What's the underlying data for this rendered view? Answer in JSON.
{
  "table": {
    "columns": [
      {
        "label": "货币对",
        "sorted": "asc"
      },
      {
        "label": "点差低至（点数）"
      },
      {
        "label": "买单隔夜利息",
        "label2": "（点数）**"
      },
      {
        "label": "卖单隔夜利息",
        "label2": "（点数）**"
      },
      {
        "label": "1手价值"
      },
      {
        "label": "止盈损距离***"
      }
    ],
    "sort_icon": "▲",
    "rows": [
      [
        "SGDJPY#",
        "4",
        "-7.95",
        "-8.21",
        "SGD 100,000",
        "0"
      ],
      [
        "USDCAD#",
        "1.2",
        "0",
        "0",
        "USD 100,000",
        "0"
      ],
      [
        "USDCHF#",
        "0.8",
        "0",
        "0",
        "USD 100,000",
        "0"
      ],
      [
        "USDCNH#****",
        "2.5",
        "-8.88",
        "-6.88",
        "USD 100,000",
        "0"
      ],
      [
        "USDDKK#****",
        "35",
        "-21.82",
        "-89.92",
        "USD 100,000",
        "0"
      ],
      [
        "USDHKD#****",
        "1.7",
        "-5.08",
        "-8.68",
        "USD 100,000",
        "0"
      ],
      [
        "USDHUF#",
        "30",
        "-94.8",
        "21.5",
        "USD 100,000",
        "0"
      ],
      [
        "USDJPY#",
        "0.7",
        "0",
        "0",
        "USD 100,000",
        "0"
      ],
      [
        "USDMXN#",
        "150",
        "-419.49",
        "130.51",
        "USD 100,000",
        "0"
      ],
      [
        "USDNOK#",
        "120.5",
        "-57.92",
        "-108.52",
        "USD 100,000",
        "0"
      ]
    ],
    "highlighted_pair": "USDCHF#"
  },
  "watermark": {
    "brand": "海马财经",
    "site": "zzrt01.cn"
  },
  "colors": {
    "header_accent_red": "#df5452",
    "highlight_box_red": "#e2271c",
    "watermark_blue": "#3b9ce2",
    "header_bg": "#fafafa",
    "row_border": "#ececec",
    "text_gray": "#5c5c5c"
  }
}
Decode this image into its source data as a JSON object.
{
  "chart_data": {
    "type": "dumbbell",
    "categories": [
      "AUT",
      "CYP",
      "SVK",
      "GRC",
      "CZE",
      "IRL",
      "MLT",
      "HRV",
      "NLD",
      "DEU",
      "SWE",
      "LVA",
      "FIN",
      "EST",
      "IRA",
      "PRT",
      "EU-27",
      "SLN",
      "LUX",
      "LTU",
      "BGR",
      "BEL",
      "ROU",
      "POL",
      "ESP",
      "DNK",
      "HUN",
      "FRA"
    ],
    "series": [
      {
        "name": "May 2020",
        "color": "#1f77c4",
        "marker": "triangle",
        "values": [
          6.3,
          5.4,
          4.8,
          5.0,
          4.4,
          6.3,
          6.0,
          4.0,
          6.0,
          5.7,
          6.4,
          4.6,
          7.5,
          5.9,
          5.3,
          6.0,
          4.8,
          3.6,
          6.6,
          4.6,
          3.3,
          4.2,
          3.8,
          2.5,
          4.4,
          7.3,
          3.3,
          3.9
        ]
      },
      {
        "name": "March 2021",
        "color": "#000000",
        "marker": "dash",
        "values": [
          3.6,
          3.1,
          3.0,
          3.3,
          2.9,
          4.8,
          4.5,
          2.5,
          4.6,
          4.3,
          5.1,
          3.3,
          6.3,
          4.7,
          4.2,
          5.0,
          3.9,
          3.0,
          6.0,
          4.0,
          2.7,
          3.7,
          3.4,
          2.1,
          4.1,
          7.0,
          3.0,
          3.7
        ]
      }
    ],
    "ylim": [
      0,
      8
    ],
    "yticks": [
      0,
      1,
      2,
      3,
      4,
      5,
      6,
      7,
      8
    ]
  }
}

#### Aim:
The records above should be duplicated in full, exactly as given.

#### Exercise output:
What's the underlying data for this rendered view? Answer in JSON.
{
  "table": {
    "columns": [
      {
        "label": "货币对",
        "sorted": "asc"
      },
      {
        "label": "点差低至（点数）"
      },
      {
        "label": "买单隔夜利息",
        "label2": "（点数）**"
      },
      {
        "label": "卖单隔夜利息",
        "label2": "（点数）**"
      },
      {
        "label": "1手价值"
      },
      {
        "label": "止盈损距离***"
      }
    ],
    "sort_icon": "▲",
    "rows": [
      [
        "SGDJPY#",
        "4",
        "-7.95",
        "-8.21",
        "SGD 100,000",
        "0"
      ],
      [
        "USDCAD#",
        "1.2",
        "0",
        "0",
        "USD 100,000",
        "0"
      ],
      [
        "USDCHF#",
        "0.8",
        "0",
        "0",
        "USD 100,000",
        "0"
      ],
      [
        "USDCNH#****",
        "2.5",
        "-8.88",
        "-6.88",
        "USD 100,000",
        "0"
      ],
      [
        "USDDKK#****",
        "35",
        "-21.82",
        "-89.92",
        "USD 100,000",
        "0"
      ],
      [
        "USDHKD#****",
        "1.7",
        "-5.08",
        "-8.68",
        "USD 100,000",
        "0"
      ],
      [
        "USDHUF#",
        "30",
        "-94.8",
        "21.5",
        "USD 100,000",
        "0"
      ],
      [
        "USDJPY#",
        "0.7",
        "0",
        "0",
        "USD 100,000",
        "0"
      ],
      [
        "USDMXN#",
        "150",
        "-419.49",
        "130.51",
        "USD 100,000",
        "0"
      ],
      [
        "USDNOK#",
        "120.5",
        "-57.92",
        "-108.52",
        "USD 100,000",
        "0"
      ]
    ],
    "highlighted_pair": "USDCHF#"
  },
  "watermark": {
    "brand": "海马财经",
    "site": "zzrt01.cn"
  },
  "colors": {
    "header_accent_red": "#df5452",
    "highlight_box_red": "#e2271c",
    "watermark_blue": "#3b9ce2",
    "header_bg": "#fafafa",
    "row_border": "#ececec",
    "text_gray": "#5c5c5c"
  }
}
Decode this image into its source data as a JSON object.
{
  "chart_data": {
    "type": "dumbbell",
    "categories": [
      "AUT",
      "CYP",
      "SVK",
      "GRC",
      "CZE",
      "IRL",
      "MLT",
      "HRV",
      "NLD",
      "DEU",
      "SWE",
      "LVA",
      "FIN",
      "EST",
      "IRA",
      "PRT",
      "EU-27",
      "SLN",
      "LUX",
      "LTU",
      "BGR",
      "BEL",
      "ROU",
      "POL",
      "ESP",
      "DNK",
      "HUN",
      "FRA"
    ],
    "series": [
      {
        "name": "May 2020",
        "color": "#1f77c4",
        "marker": "triangle",
        "values": [
          6.3,
          5.4,
          4.8,
          5.0,
          4.4,
          6.3,
          6.0,
          4.0,
          6.0,
          5.7,
          6.4,
          4.6,
          7.5,
          5.9,
          5.3,
          6.0,
          4.8,
          3.6,
          6.6,
          4.6,
          3.3,
          4.2,
          3.8,
          2.5,
          4.4,
          7.3,
          3.3,
          3.9
        ]
      },
      {
        "name": "March 2021",
        "color": "#000000",
        "marker": "dash",
        "values": [
          3.6,
          3.1,
          3.0,
          3.3,
          2.9,
          4.8,
          4.5,
          2.5,
          4.6,
          4.3,
          5.1,
          3.3,
          6.3,
          4.7,
          4.2,
          5.0,
          3.9,
          3.0,
          6.0,
          4.0,
          2.7,
          3.7,
          3.4,
          2.1,
          4.1,
          7.0,
          3.0,
          3.7
        ]
      }
    ],
    "ylim": [
      0,
      8
    ],
    "yticks": [
      0,
      1,
      2,
      3,
      4,
      5,
      6,
      7,
      8
    ]
  }
}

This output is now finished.